Görevleriniz
a. Lütfen Bahreyn inkılabı hakkındaki metni iki cümleyle özetleyin.
b. Bahreyn inkılabı hakkındaki metinden, "Öte yandan Bahreyn" sözleriyle başlayan kısmı aynen yazın; "tarafından dile getirilmiştir." sözlerinden sonra durun.

Bahreyn inkılabının dünden bugüne süreci - 1
Bahreyn halkının başlattığı kıyamın şimdi çok hassas bir aşamaya geldiği gözleniyor, fakat bu milletin yıllardır Halife rejiminin zulmüne ve ABD ve İngiliz sömürüsüne karşı mücadele verdiğini de unutmamak gerekir.
Evet, Bahreyn milletinin inkılabı bir çok engebeli günleri geriden bıraktıktan sonra şimdi en hassas günlerini yaşıyor. Halife rejimi Bahreyn milletinin başlattığı kıyamın lideri Ayetullah şeyh İsa Kasım’ı vatandaşlıktan çıkardıktan sonra bu büyük alimi para aklama gibi saçma ve komik suçlamalarla yargılamak istiyor.
Öte yandan Bahreyn İslamî milli vefak cemiyeti lideri şeyh Ali Salman ve Bahreyn ulema meclisi Başkanı Seyyid Macid Meşal gibi Bahreyn halkının başlattığı kıyamın diğer liderlerinin yakalanması ve hapse atılması da bu ülkede durumun vehametini daha da arttırdığı anlaşılıyor. Halife rejimi bu iki teşekkülü feshetmişti. Gerçekte Halife rejiminin yaptıkları zulümlerin akibetini hiç düşünmeden Bahreyn halkını kıyamını bastırmak istediği anlaşılıyor.
Aslında Bahreyn halkının kıyamı, sadece son beş yılla sınırlı olmadığı ve bu yüzden kolay kolay bastırılamayacağı aşikardır. Bahreyn devleti 1971 yılında kurulduğu günden beri ve hatta bu tarihten önce Bahreyn halkı onlara reva görülen zulüm ve haksızlıklara karşı tepki göstermiş ve eline geçen her fırsatta itirazını duyurmuştur. Bu itirazlar ise genellikle Bahreyn nüfusunun %70 kadarını oluşturan şii nüfus tarafından dile getirilmiştir.
Şimdi Bahreyn halkının kıyamının köklerini daha titiz bir şekilde ele almak için her şeyden önce bu ülkenin tarihine ve kısa geçmişine göz atmak gerekir.
Haritalara bakıldığında, Bahreyn yaklaşık 700 kilometrekarelik alanı olan ve 30 kadar da adadan oluşan bir ülke olduğu ve en büyük adası Maname bu ülkenin başkenti olduğu anlaşılıyor.

Mevcut Veriler
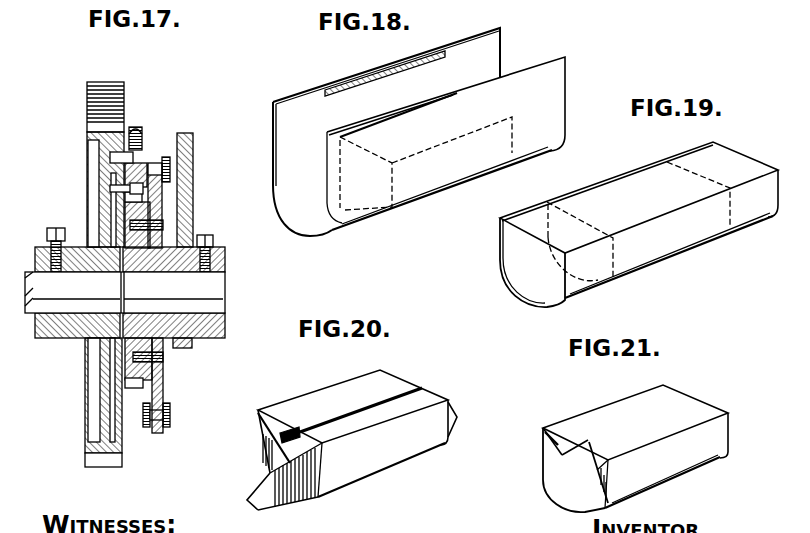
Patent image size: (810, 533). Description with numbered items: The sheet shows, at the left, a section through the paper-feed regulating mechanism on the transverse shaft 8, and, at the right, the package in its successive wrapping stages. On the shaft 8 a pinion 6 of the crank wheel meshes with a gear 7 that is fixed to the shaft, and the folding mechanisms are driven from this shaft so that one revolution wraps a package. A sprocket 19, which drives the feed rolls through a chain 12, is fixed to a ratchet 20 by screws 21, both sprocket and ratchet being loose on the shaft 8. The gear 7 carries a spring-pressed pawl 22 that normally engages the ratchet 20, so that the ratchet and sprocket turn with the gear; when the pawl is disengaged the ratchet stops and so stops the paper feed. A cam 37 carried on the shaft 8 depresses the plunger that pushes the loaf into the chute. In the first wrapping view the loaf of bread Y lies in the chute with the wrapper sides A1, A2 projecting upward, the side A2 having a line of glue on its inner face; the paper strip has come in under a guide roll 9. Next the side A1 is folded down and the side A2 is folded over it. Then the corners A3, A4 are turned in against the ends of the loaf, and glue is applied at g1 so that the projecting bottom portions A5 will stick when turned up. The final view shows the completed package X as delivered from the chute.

Problem Çözümleri
a. Bahreyn halkının kıyamı en hassas günlerini yaşıyor: Halife rejimi kıyamın lideri Ayetullah şeyh İsa Kasım'ı vatandaşlıktan çıkarıp yargılamak istiyor, diğer liderler de yakalanıp hapse atıldı. Ancak bu kıyam son beş yılla sınırlı değildir; Bahreyn halkı devletin 1971'de kurulmasından önce de zulme karşı tepki göstermiştir ve bu itirazları çoğunlukla nüfusun yaklaşık %70'ini oluşturan şiiler dile getirmiştir.

b.
Öte yandan Bahreyn İslamî milli vefak cemiyeti lideri şeyh Ali Salman ve Bahreyn ulema meclisi Başkanı Seyyid Macid Meşal gibi Bahreyn halkının başlattığı kıyamın diğer liderlerinin yakalanması ve hapse atılması da bu ülkede durumun vehametini daha da arttırdığı anlaşılıyor. Halife rejimi bu iki teşekkülü feshetmişti. Gerçekte Halife rejiminin yaptıkları zulümlerin akibetini hiç düşünmeden Bahreyn halkını kıyamını bastırmak istediği anlaşılıyor.
Aslında Bahreyn halkının kıyamı, sadece son beş yılla sınırlı olmadığı ve bu yüzden kolay kolay bastırılamayacağı aşikardır. Bahreyn devleti 1971 yılında kurulduğu günden beri ve hatta bu tarihten önce Bahreyn halkı onlara reva görülen zulüm ve haksızlıklara karşı tepki göstermiş ve eline geçen her fırsatta itirazını duyurmuştur. Bu itirazlar ise genellikle Bahreyn nüfusunun %70 kadarını oluşturan şii nüfus tarafından dile getirilmiştir.